> What the task requires: Reproduce all entries word for word.

> Stored data:
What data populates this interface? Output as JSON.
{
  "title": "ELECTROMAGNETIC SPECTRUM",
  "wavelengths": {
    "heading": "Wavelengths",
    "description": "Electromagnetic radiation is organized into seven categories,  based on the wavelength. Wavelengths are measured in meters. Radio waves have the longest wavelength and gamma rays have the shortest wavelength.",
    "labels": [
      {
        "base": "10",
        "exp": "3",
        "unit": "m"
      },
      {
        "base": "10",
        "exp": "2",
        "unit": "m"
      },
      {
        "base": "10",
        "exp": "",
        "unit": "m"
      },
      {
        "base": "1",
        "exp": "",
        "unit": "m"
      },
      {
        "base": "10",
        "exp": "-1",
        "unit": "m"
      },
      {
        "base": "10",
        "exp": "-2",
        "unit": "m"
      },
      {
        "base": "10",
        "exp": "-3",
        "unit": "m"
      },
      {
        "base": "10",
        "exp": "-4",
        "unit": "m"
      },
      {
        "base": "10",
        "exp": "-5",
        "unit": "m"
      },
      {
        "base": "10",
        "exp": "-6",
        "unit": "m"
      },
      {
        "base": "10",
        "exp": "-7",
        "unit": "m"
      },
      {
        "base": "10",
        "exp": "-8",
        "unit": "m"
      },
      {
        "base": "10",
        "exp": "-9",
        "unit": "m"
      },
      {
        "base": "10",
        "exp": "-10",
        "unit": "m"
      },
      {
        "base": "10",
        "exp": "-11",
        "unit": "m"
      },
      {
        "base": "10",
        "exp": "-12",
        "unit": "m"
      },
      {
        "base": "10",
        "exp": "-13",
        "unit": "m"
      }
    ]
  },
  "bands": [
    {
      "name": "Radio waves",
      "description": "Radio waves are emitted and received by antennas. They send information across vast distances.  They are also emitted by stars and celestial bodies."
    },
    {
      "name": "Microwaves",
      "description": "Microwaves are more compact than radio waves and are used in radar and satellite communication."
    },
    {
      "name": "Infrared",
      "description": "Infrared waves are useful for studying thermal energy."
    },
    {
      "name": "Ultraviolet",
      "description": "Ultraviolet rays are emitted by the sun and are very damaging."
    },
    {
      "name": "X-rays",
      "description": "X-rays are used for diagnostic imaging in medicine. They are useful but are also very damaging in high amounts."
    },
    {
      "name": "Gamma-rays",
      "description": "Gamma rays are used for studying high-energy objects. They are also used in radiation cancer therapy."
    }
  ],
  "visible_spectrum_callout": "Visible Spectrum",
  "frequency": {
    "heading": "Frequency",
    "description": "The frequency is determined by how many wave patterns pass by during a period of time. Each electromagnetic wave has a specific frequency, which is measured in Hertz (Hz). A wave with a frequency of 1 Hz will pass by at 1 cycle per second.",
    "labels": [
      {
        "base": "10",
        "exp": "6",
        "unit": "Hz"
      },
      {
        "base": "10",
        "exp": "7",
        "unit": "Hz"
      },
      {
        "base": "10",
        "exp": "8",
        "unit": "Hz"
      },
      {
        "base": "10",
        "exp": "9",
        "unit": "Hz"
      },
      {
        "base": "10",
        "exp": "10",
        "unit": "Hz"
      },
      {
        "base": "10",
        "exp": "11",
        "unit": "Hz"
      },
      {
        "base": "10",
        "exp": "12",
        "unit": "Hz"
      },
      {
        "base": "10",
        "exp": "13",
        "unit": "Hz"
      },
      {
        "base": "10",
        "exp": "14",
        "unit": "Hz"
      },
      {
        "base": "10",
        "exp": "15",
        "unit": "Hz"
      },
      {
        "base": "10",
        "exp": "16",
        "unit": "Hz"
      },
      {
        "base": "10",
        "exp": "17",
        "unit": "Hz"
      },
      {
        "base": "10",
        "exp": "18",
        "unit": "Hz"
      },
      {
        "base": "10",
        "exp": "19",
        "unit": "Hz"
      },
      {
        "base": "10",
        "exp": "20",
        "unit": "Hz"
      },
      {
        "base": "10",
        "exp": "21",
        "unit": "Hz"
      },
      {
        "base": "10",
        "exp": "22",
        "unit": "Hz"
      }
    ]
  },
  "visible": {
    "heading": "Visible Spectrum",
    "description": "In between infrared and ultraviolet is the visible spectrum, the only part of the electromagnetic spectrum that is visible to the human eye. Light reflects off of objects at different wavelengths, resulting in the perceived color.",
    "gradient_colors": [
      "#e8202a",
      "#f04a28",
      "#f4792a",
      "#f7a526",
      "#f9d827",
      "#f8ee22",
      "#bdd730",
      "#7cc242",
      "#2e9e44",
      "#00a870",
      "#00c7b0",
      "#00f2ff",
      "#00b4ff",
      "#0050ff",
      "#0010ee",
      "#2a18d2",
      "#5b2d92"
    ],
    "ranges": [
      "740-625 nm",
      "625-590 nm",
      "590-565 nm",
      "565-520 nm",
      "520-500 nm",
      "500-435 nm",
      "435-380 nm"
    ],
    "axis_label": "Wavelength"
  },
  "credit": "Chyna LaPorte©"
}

> Output:
What data populates this interface? Output as JSON.
{
  "title": "ELECTROMAGNETIC SPECTRUM",
  "wavelengths": {
    "heading": "Wavelengths",
    "description": "Electromagnetic radiation is organized into seven categories,  based on the wavelength. Wavelengths are measured in meters. Radio waves have the longest wavelength and gamma rays have the shortest wavelength.",
    "labels": [
      {
        "base": "10",
        "exp": "3",
        "unit": "m"
      },
      {
        "base": "10",
        "exp": "2",
        "unit": "m"
      },
      {
        "base": "10",
        "exp": "",
        "unit": "m"
      },
      {
        "base": "1",
        "exp": "",
        "unit": "m"
      },
      {
        "base": "10",
        "exp": "-1",
        "unit": "m"
      },
      {
        "base": "10",
        "exp": "-2",
        "unit": "m"
      },
      {
        "base": "10",
        "exp": "-3",
        "unit": "m"
      },
      {
        "base": "10",
        "exp": "-4",
        "unit": "m"
      },
      {
        "base": "10",
        "exp": "-5",
        "unit": "m"
      },
      {
        "base": "10",
        "exp": "-6",
        "unit": "m"
      },
      {
        "base": "10",
        "exp": "-7",
        "unit": "m"
      },
      {
        "base": "10",
        "exp": "-8",
        "unit": "m"
      },
      {
        "base": "10",
        "exp": "-9",
        "unit": "m"
      },
      {
        "base": "10",
        "exp": "-10",
        "unit": "m"
      },
      {
        "base": "10",
        "exp": "-11",
        "unit": "m"
      },
      {
        "base": "10",
        "exp": "-12",
        "unit": "m"
      },
      {
        "base": "10",
        "exp": "-13",
        "unit": "m"
      }
    ]
  },
  "bands": [
    {
      "name": "Radio waves",
      "description": "Radio waves are emitted and received by antennas. They send information across vast distances.  They are also emitted by stars and celestial bodies."
    },
    {
      "name": "Microwaves",
      "description": "Microwaves are more compact than radio waves and are used in radar and satellite communication."
    },
    {
      "name": "Infrared",
      "description": "Infrared waves are useful for studying thermal energy."
    },
    {
      "name": "Ultraviolet",
      "description": "Ultraviolet rays are emitted by the sun and are very damaging."
    },
    {
      "name": "X-rays",
      "description": "X-rays are used for diagnostic imaging in medicine. They are useful but are also very damaging in high amounts."
    },
    {
      "name": "Gamma-rays",
      "description": "Gamma rays are used for studying high-energy objects. They are also used in radiation cancer therapy."
    }
  ],
  "visible_spectrum_callout": "Visible Spectrum",
  "frequency": {
    "heading": "Frequency",
    "description": "The frequency is determined by how many wave patterns pass by during a period of time. Each electromagnetic wave has a specific frequency, which is measured in Hertz (Hz). A wave with a frequency of 1 Hz will pass by at 1 cycle per second.",
    "labels": [
      {
        "base": "10",
        "exp": "6",
        "unit": "Hz"
      },
      {
        "base": "10",
        "exp": "7",
        "unit": "Hz"
      },
      {
        "base": "10",
        "exp": "8",
        "unit": "Hz"
      },
      {
        "base": "10",
        "exp": "9",
        "unit": "Hz"
      },
      {
        "base": "10",
        "exp": "10",
        "unit": "Hz"
      },
      {
        "base": "10",
        "exp": "11",
        "unit": "Hz"
      },
      {
        "base": "10",
        "exp": "12",
        "unit": "Hz"
      },
      {
        "base": "10",
        "exp": "13",
        "unit": "Hz"
      },
      {
        "base": "10",
        "exp": "14",
        "unit": "Hz"
      },
      {
        "base": "10",
        "exp": "15",
        "unit": "Hz"
      },
      {
        "base": "10",
        "exp": "16",
        "unit": "Hz"
      },
      {
        "base": "10",
        "exp": "17",
        "unit": "Hz"
      },
      {
        "base": "10",
        "exp": "18",
        "unit": "Hz"
      },
      {
        "base": "10",
        "exp": "19",
        "unit": "Hz"
      },
      {
        "base": "10",
        "exp": "20",
        "unit": "Hz"
      },
      {
        "base": "10",
        "exp": "21",
        "unit": "Hz"
      },
      {
        "base": "10",
        "exp": "22",
        "unit": "Hz"
      }
    ]
  },
  "visible": {
    "heading": "Visible Spectrum",
    "description": "In between infrared and ultraviolet is the visible spectrum, the only part of the electromagnetic spectrum that is visible to the human eye. Light reflects off of objects at different wavelengths, resulting in the perceived color.",
    "gradient_colors": [
      "#e8202a",
      "#f04a28",
      "#f4792a",
      "#f7a526",
      "#f9d827",
      "#f8ee22",
      "#bdd730",
      "#7cc242",
      "#2e9e44",
      "#00a870",
      "#00c7b0",
      "#00f2ff",
      "#00b4ff",
      "#0050ff",
      "#0010ee",
      "#2a18d2",
      "#5b2d92"
    ],
    "ranges": [
      "740-625 nm",
      "625-590 nm",
      "590-565 nm",
      "565-520 nm",
      "520-500 nm",
      "500-435 nm",
      "435-380 nm"
    ],
    "axis_label": "Wavelength"
  },
  "credit": "Chyna LaPorte©"
}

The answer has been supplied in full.